DO THIS | Copy every line in the records below that contains the word "medfør".

AVAILABLE DATA |
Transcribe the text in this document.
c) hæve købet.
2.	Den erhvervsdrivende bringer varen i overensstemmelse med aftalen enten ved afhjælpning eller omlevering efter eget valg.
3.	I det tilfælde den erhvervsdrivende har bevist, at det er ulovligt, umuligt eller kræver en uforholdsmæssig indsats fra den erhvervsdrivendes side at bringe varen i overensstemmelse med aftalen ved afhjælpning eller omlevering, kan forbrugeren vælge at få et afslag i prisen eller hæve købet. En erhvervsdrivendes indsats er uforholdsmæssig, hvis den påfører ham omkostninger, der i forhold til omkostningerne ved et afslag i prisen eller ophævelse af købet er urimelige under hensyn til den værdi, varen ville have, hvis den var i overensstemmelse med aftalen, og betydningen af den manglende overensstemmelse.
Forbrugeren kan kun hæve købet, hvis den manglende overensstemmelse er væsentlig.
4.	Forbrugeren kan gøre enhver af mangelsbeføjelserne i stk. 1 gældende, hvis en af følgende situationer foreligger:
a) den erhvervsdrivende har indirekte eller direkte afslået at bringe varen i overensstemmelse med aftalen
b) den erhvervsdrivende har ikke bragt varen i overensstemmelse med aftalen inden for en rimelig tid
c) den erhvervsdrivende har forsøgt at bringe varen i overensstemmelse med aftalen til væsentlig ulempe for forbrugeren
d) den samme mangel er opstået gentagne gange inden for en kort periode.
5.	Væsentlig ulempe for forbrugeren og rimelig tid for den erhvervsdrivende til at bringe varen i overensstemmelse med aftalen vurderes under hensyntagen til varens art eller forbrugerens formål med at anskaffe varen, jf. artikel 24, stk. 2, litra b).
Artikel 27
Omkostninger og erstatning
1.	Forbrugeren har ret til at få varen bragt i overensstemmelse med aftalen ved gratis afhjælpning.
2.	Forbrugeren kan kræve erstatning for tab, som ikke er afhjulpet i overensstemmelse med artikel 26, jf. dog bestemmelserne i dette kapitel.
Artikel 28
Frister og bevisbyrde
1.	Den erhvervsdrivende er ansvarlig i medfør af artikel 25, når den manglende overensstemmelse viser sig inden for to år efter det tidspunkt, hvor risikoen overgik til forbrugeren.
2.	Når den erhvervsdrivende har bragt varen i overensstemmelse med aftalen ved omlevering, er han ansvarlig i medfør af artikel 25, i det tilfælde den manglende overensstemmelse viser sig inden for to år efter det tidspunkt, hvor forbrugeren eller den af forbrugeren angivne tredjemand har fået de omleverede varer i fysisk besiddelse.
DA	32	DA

FULL RESPONSE |
1.	Den erhvervsdrivende er ansvarlig i medfør af artikel 25, når den manglende overensstemmelse viser sig inden for to år efter det tidspunkt, hvor risikoen overgik til forbrugeren.
2.	Når den erhvervsdrivende har bragt varen i overensstemmelse med aftalen ved omlevering, er han ansvarlig i medfør af artikel 25, i det tilfælde den manglende overensstemmelse viser sig inden for to år efter det tidspunkt, hvor forbrugeren eller den af forbrugeren angivne tredjemand har fået de omleverede varer i fysisk besiddelse.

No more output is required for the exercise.